- **What you have to do**:
Repeat what the lines below say, word for word, and skip every image.

- **Records**:

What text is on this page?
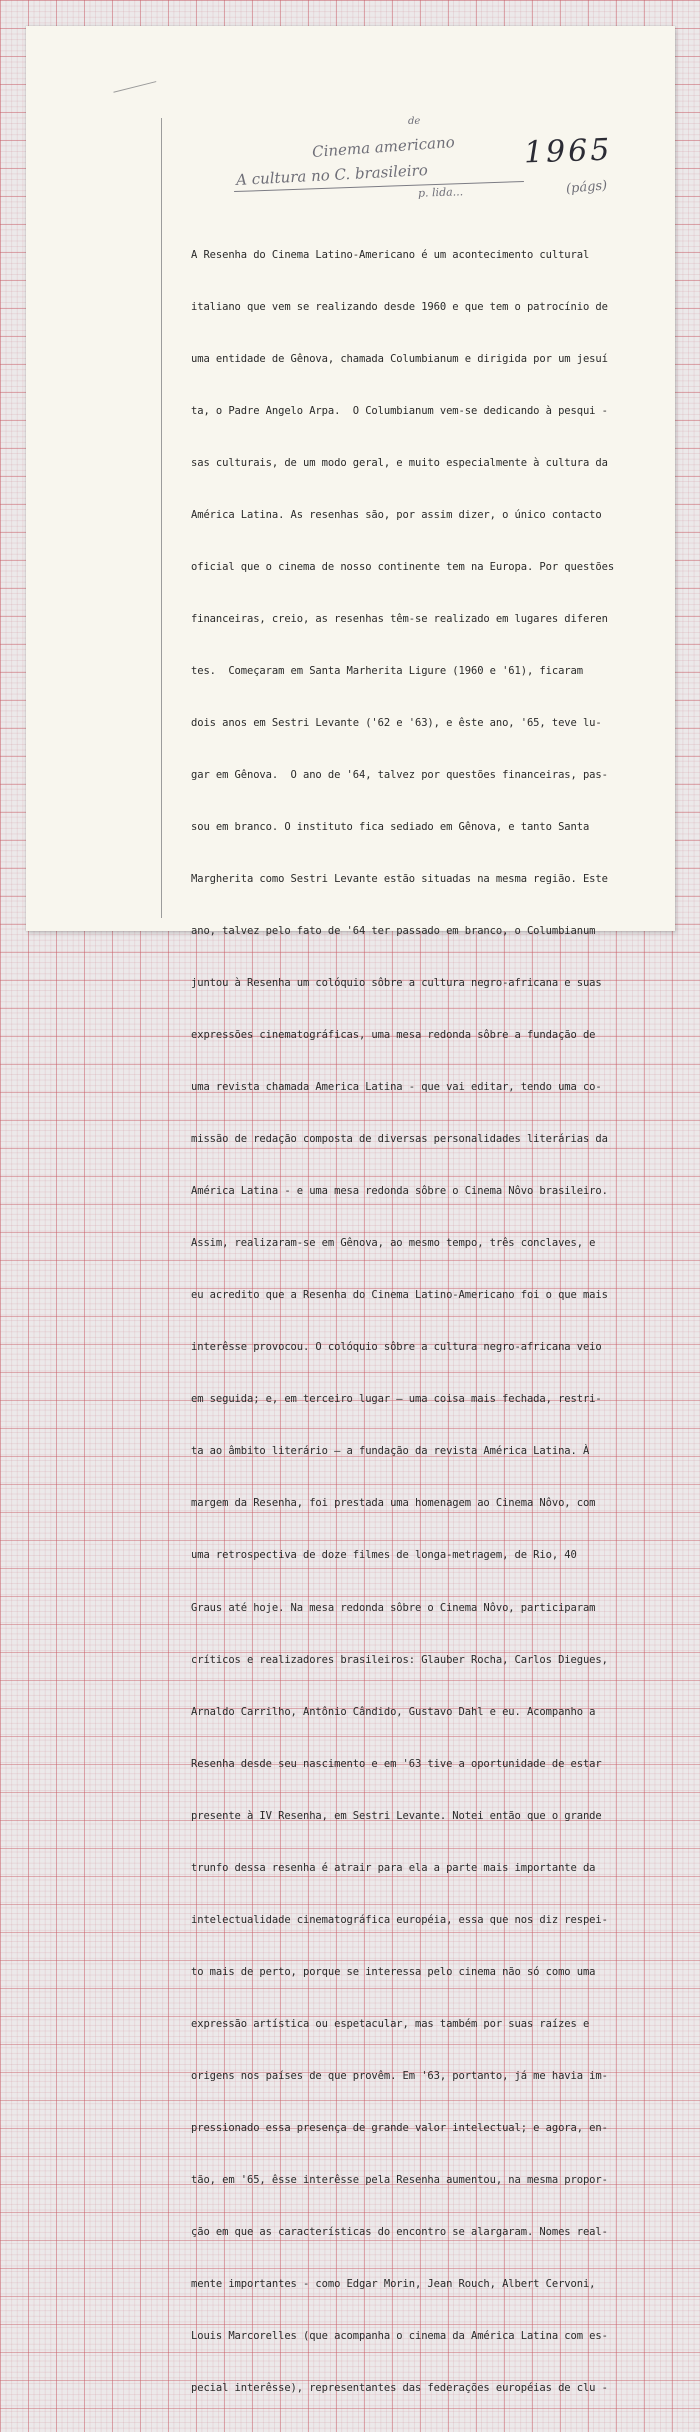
de
Cinema americano
A cultura no C. brasileiro
p. lida...
1965
(págs)

A Resenha do Cinema Latino-Americano é um acontecimento cultural

italiano que vem se realizando desde 1960 e que tem o patrocínio de

uma entidade de Gênova, chamada Columbianum e dirigida por um jesuí

ta, o Padre Angelo Arpa.  O Columbianum vem-se dedicando à pesqui -

sas culturais, de um modo geral, e muito especialmente à cultura da

América Latina. As resenhas são, por assim dizer, o único contacto

oficial que o cinema de nosso continente tem na Europa. Por questões

financeiras, creio, as resenhas têm-se realizado em lugares diferen

tes.  Começaram em Santa Marherita Ligure (1960 e '61), ficaram

dois anos em Sestri Levante ('62 e '63), e êste ano, '65, teve lu-

gar em Gênova.  O ano de '64, talvez por questões financeiras, pas-

sou em branco. O instituto fica sediado em Gênova, e tanto Santa

Margherita como Sestri Levante estão situadas na mesma região. Este

ano, talvez pelo fato de '64 ter passado em branco, o Columbianum

juntou à Resenha um colóquio sôbre a cultura negro-africana e suas

expressões cinematográficas, uma mesa redonda sôbre a fundação de

uma revista chamada America Latina - que vai editar, tendo uma co-

missão de redação composta de diversas personalidades literárias da

América Latina - e uma mesa redonda sôbre o Cinema Nôvo brasileiro.

Assim, realizaram-se em Gênova, ao mesmo tempo, três conclaves, e

eu acredito que a Resenha do Cinema Latino-Americano foi o que mais

interêsse provocou. O colóquio sôbre a cultura negro-africana veio

em seguida; e, em terceiro lugar — uma coisa mais fechada, restri-

ta ao âmbito literário — a fundação da revista América Latina. À

margem da Resenha, foi prestada uma homenagem ao Cinema Nôvo, com

uma retrospectiva de doze filmes de longa-metragem, de Rio, 40

Graus até hoje. Na mesa redonda sôbre o Cinema Nôvo, participaram

críticos e realizadores brasileiros: Glauber Rocha, Carlos Diegues,

Arnaldo Carrilho, Antônio Cândido, Gustavo Dahl e eu. Acompanho a

Resenha desde seu nascimento e em '63 tive a oportunidade de estar

presente à IV Resenha, em Sestri Levante. Notei então que o grande

trunfo dessa resenha é atrair para ela a parte mais importante da

intelectualidade cinematográfica européia, essa que nos diz respei-

to mais de perto, porque se interessa pelo cinema não só como uma

expressão artística ou espetacular, mas também por suas raízes e

origens nos países de que provêm. Em '63, portanto, já me havia im-

pressionado essa presença de grande valor intelectual; e agora, en-

tão, em '65, êsse interêsse pela Resenha aumentou, na mesma propor-

ção em que as características do encontro se alargaram. Nomes real-

mente importantes - como Edgar Morin, Jean Rouch, Albert Cervoni,

Louis Marcorelles (que acompanha o cinema da América Latina com es-

pecial interêsse), representantes das federações européias de clu -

- **Exercise result**:
What text is on this page?
de
Cinema americano
A cultura no C. brasileiro
p. lida...
1965
(págs)

A Resenha do Cinema Latino-Americano é um acontecimento cultural

italiano que vem se realizando desde 1960 e que tem o patrocínio de

uma entidade de Gênova, chamada Columbianum e dirigida por um jesuí

ta, o Padre Angelo Arpa.  O Columbianum vem-se dedicando à pesqui -

sas culturais, de um modo geral, e muito especialmente à cultura da

América Latina. As resenhas são, por assim dizer, o único contacto

oficial que o cinema de nosso continente tem na Europa. Por questões

financeiras, creio, as resenhas têm-se realizado em lugares diferen

tes.  Começaram em Santa Marherita Ligure (1960 e '61), ficaram

dois anos em Sestri Levante ('62 e '63), e êste ano, '65, teve lu-

gar em Gênova.  O ano de '64, talvez por questões financeiras, pas-

sou em branco. O instituto fica sediado em Gênova, e tanto Santa

Margherita como Sestri Levante estão situadas na mesma região. Este

ano, talvez pelo fato de '64 ter passado em branco, o Columbianum

juntou à Resenha um colóquio sôbre a cultura negro-africana e suas

expressões cinematográficas, uma mesa redonda sôbre a fundação de

uma revista chamada America Latina - que vai editar, tendo uma co-

missão de redação composta de diversas personalidades literárias da

América Latina - e uma mesa redonda sôbre o Cinema Nôvo brasileiro.

Assim, realizaram-se em Gênova, ao mesmo tempo, três conclaves, e

eu acredito que a Resenha do Cinema Latino-Americano foi o que mais

interêsse provocou. O colóquio sôbre a cultura negro-africana veio

em seguida; e, em terceiro lugar — uma coisa mais fechada, restri-

ta ao âmbito literário — a fundação da revista América Latina. À

margem da Resenha, foi prestada uma homenagem ao Cinema Nôvo, com

uma retrospectiva de doze filmes de longa-metragem, de Rio, 40

Graus até hoje. Na mesa redonda sôbre o Cinema Nôvo, participaram

críticos e realizadores brasileiros: Glauber Rocha, Carlos Diegues,

Arnaldo Carrilho, Antônio Cândido, Gustavo Dahl e eu. Acompanho a

Resenha desde seu nascimento e em '63 tive a oportunidade de estar

presente à IV Resenha, em Sestri Levante. Notei então que o grande

trunfo dessa resenha é atrair para ela a parte mais importante da

intelectualidade cinematográfica européia, essa que nos diz respei-

to mais de perto, porque se interessa pelo cinema não só como uma

expressão artística ou espetacular, mas também por suas raízes e

origens nos países de que provêm. Em '63, portanto, já me havia im-

pressionado essa presença de grande valor intelectual; e agora, en-

tão, em '65, êsse interêsse pela Resenha aumentou, na mesma propor-

ção em que as características do encontro se alargaram. Nomes real-

mente importantes - como Edgar Morin, Jean Rouch, Albert Cervoni,

Louis Marcorelles (que acompanha o cinema da América Latina com es-

pecial interêsse), representantes das federações européias de clu -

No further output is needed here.